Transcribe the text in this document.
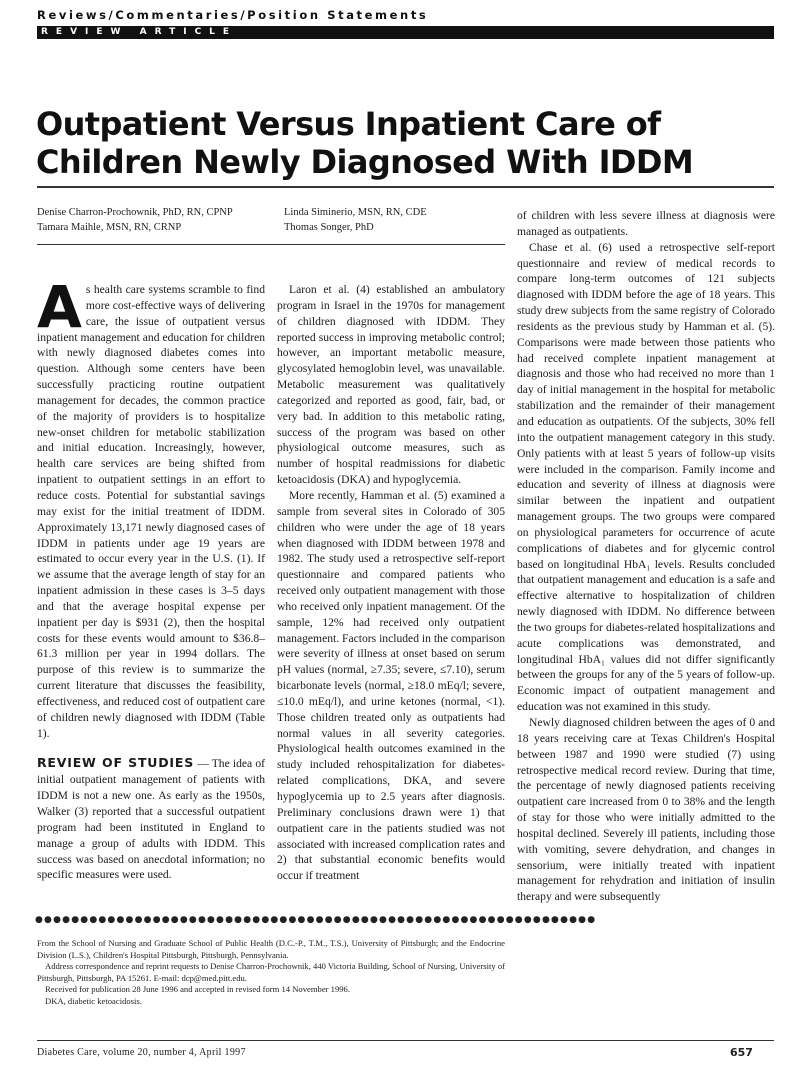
Reviews/Commentaries/Position Statements
REVIEW ARTICLE
Outpatient Versus Inpatient Care of
Children Newly Diagnosed With IDDM
Denise Charron-Prochownik, PhD, RN, CPNP
Tamara Maihle, MSN, RN, CRNP
Linda Siminerio, MSN, RN, CDE
Thomas Songer, PhD

As health care systems scramble to find more cost-effective ways of delivering care, the issue of outpatient versus inpatient management and education for children with newly diagnosed diabetes comes into question. Although some centers have been successfully practicing routine outpatient management for decades, the common practice of the majority of providers is to hospitalize new-onset children for metabolic stabilization and initial education. Increasingly, however, health care services are being shifted from inpatient to outpatient settings in an effort to reduce costs. Potential for substantial savings may exist for the initial treatment of IDDM. Approximately 13,171 newly diagnosed cases of IDDM in patients under age 19 years are estimated to occur every year in the U.S. (1). If we assume that the average length of stay for an inpatient admission in these cases is 3–5 days and that the average hospital expense per inpatient per day is $931 (2), then the hospital costs for these events would amount to $36.8–61.3 million per year in 1994 dollars. The purpose of this review is to summarize the current literature that discusses the feasibility, effectiveness, and reduced cost of outpatient care of children newly diagnosed with IDDM (Table 1).

REVIEW OF STUDIES — The idea of initial outpatient management of patients with IDDM is not a new one. As early as the 1950s, Walker (3) reported that a successful outpatient program had been instituted in England to manage a group of adults with IDDM. This success was based on anecdotal information; no specific measures were used.

Laron et al. (4) established an ambulatory program in Israel in the 1970s for management of children diagnosed with IDDM. They reported success in improving metabolic control; however, an important metabolic measure, glycosylated hemoglobin level, was unavailable. Metabolic measurement was qualitatively categorized and reported as good, fair, bad, or very bad. In addition to this metabolic rating, success of the program was based on other physiological outcome measures, such as number of hospital readmissions for diabetic ketoacidosis (DKA) and hypoglycemia.

More recently, Hamman et al. (5) examined a sample from several sites in Colorado of 305 children who were under the age of 18 years when diagnosed with IDDM between 1978 and 1982. The study used a retrospective self-report questionnaire and compared patients who received only outpatient management with those who received only inpatient management. Of the sample, 12% had received only outpatient management. Factors included in the comparison were severity of illness at onset based on serum pH values (normal, ≥7.35; severe, ≤7.10), serum bicarbonate levels (normal, ≥18.0 mEq/l; severe, ≤10.0 mEq/l), and urine ketones (normal, <1). Those children treated only as outpatients had normal values in all severity categories. Physiological health outcomes examined in the study included rehospitalization for diabetes-related complications, DKA, and severe hypoglycemia up to 2.5 years after diagnosis. Preliminary conclusions drawn were 1) that outpatient care in the patients studied was not associated with increased complication rates and 2) that substantial economic benefits would occur if treatment

of children with less severe illness at diagnosis were managed as outpatients.

Chase et al. (6) used a retrospective self-report questionnaire and review of medical records to compare long-term outcomes of 121 subjects diagnosed with IDDM before the age of 18 years. This study drew subjects from the same registry of Colorado residents as the previous study by Hamman et al. (5). Comparisons were made between those patients who had received complete inpatient management at diagnosis and those who had received no more than 1 day of initial management in the hospital for metabolic stabilization and the remainder of their management and education as outpatients. Of the subjects, 30% fell into the outpatient management category in this study. Only patients with at least 5 years of follow-up visits were included in the comparison. Family income and education and severity of illness at diagnosis were similar between the inpatient and outpatient management groups. The two groups were compared on physiological parameters for occurrence of acute complications of diabetes and for glycemic control based on longitudinal HbA₁ levels. Results concluded that outpatient management and education is a safe and effective alternative to hospitalization of children newly diagnosed with IDDM. No difference between the two groups for diabetes-related hospitalizations and acute complications was demonstrated, and longitudinal HbA₁ values did not differ significantly between the groups for any of the 5 years of follow-up. Economic impact of outpatient management and education was not examined in this study.

Newly diagnosed children between the ages of 0 and 18 years receiving care at Texas Children's Hospital between 1987 and 1990 were studied (7) using retrospective medical record review. During that time, the percentage of newly diagnosed patients receiving outpatient care increased from 0 to 38% and the length of stay for those who were initially admitted to the hospital declined. Severely ill patients, including those with vomiting, severe dehydration, and changes in sensorium, were initially treated with inpatient management for rehydration and initiation of insulin therapy and were subsequently

●●●●●●●●●●●●●●●●●●●●●●●●●●●●●●●●●●●●●●●●●●●●●●●●●●●●●●●●●●●●●●

From the School of Nursing and Graduate School of Public Health (D.C.-P., T.M., T.S.), University of Pittsburgh; and the Endocrine Division (L.S.), Children's Hospital Pittsburgh, Pittsburgh, Pennsylvania.

Address correspondence and reprint requests to Denise Charron-Prochownik, 440 Victoria Building, School of Nursing, University of Pittsburgh, Pittsburgh, PA 15261. E-mail: dcp@med.pitt.edu.

Received for publication 28 June 1996 and accepted in revised form 14 November 1996.

DKA, diabetic ketoacidosis.

Diabetes Care, volume 20, number 4, April 1997	657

************

### Activity
Find each line in the records holding the string "School" and show it.

### Answer to this problem
From the School of Nursing and Graduate School of Public Health (D.C.-P., T.M., T.S.), University of Pittsburgh; and the Endocrine Division (L.S.), Children's Hospital Pittsburgh, Pittsburgh, Pennsylvania.
Address correspondence and reprint requests to Denise Charron-Prochownik, 440 Victoria Building, School of Nursing, University of Pittsburgh, Pittsburgh, PA 15261. E-mail: dcp@med.pitt.edu.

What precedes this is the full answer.